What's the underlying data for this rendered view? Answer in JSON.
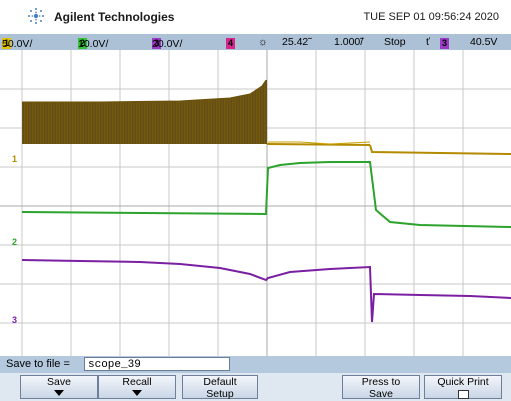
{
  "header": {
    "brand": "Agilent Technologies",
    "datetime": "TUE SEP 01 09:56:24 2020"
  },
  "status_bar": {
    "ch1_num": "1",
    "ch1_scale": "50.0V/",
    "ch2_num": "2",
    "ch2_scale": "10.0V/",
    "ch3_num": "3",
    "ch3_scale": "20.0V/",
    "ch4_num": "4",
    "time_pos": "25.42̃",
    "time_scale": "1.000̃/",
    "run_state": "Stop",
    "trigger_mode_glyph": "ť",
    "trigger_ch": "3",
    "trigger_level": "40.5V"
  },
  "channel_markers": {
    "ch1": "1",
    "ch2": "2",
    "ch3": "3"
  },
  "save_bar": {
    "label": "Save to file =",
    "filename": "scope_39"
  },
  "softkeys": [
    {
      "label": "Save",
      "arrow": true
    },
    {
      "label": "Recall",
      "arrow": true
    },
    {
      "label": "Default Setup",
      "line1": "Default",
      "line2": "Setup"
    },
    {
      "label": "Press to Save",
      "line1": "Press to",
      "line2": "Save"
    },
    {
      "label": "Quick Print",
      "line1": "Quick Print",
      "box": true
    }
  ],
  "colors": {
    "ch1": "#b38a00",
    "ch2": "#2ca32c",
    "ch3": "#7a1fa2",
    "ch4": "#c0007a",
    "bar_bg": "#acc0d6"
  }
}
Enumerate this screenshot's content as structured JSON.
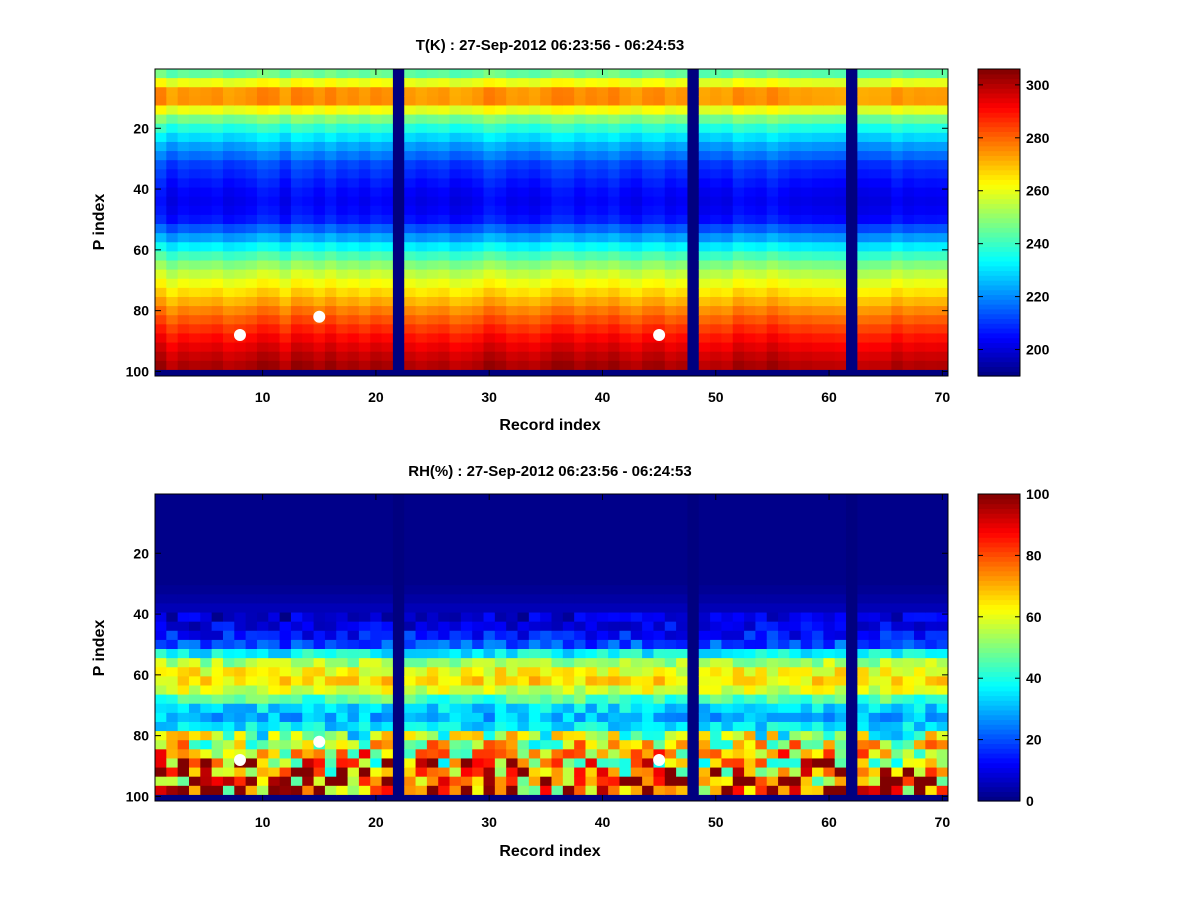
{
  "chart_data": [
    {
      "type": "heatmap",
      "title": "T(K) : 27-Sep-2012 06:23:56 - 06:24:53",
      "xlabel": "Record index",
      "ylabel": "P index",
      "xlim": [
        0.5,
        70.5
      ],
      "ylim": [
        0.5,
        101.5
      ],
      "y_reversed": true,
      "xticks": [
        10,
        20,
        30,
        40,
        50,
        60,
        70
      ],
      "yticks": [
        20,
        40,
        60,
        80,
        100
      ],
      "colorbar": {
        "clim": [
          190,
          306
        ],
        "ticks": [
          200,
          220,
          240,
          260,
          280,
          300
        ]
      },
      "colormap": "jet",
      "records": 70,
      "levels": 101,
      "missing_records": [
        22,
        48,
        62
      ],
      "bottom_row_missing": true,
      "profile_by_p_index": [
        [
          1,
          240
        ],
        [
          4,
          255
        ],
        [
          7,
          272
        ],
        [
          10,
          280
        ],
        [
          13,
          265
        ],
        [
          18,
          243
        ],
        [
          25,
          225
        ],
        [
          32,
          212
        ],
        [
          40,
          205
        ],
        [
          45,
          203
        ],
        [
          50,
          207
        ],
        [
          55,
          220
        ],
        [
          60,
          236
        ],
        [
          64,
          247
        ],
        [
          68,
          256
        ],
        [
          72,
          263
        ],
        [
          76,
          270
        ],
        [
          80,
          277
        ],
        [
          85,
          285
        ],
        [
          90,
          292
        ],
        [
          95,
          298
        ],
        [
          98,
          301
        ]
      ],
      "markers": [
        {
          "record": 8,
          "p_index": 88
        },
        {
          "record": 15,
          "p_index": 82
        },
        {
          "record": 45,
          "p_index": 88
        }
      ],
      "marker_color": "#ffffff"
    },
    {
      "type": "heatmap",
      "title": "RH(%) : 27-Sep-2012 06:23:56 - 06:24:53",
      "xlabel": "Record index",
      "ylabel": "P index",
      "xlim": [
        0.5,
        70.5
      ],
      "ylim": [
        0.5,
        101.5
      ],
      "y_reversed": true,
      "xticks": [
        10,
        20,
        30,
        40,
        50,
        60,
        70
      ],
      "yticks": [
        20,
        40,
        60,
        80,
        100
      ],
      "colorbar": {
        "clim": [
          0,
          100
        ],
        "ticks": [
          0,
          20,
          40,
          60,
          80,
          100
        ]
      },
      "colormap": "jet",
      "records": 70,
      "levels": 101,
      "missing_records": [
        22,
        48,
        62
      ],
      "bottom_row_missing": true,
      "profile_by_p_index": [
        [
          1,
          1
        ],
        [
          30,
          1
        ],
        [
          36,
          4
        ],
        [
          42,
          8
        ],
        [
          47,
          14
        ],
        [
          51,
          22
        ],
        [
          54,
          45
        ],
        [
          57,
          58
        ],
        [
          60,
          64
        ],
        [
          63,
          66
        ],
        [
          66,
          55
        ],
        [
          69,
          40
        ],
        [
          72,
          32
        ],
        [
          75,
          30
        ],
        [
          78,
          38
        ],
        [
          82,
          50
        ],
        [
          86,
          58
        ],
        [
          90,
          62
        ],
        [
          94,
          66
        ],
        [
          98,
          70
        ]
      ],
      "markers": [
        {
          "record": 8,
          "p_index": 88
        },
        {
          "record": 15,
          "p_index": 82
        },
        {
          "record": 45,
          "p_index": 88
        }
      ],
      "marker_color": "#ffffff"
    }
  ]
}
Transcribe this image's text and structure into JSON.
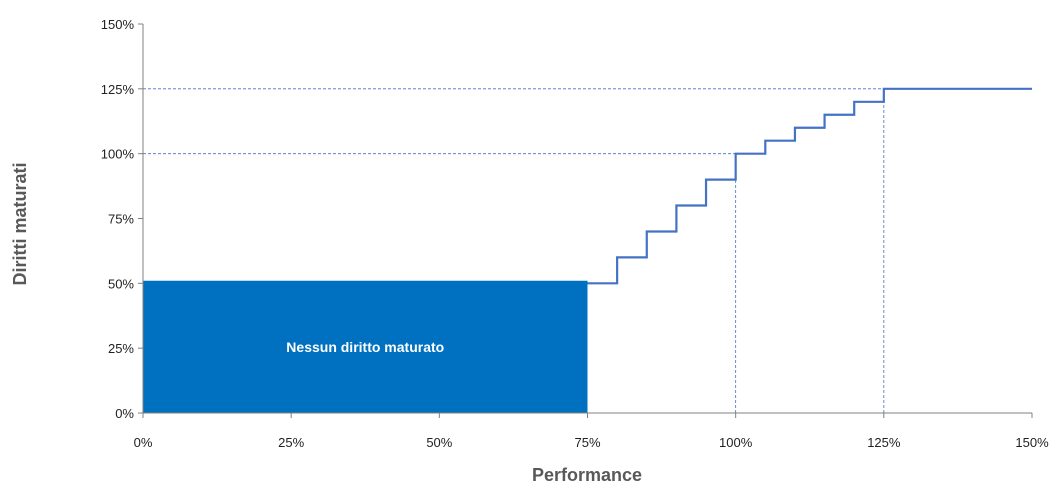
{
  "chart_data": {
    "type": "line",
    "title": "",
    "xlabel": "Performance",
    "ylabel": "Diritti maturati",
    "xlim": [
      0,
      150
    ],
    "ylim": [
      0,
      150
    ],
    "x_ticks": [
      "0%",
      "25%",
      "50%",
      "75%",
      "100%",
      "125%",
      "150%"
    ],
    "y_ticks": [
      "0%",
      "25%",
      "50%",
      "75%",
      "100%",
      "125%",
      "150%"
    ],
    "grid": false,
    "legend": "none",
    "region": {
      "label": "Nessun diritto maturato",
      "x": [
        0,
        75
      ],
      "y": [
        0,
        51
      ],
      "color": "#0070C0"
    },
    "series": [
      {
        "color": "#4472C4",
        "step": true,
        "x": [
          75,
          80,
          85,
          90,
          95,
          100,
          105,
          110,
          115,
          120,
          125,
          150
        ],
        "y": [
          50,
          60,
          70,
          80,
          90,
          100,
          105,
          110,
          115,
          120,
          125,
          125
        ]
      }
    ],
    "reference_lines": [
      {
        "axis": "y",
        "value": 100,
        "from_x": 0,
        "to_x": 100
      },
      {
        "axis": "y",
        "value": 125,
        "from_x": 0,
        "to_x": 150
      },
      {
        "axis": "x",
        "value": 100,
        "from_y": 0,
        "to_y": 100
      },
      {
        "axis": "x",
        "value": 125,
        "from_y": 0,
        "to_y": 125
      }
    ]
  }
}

- **Work to complete**: For each line of the listing that holds the word "title", show that line.

- **Result for this exercise**:
      "title": "T(K) : 27-Sep-2012 06:23:56 - 06:24:53",
      "title": "RH(%) : 27-Sep-2012 06:23:56 - 06:24:53",
    "title": "",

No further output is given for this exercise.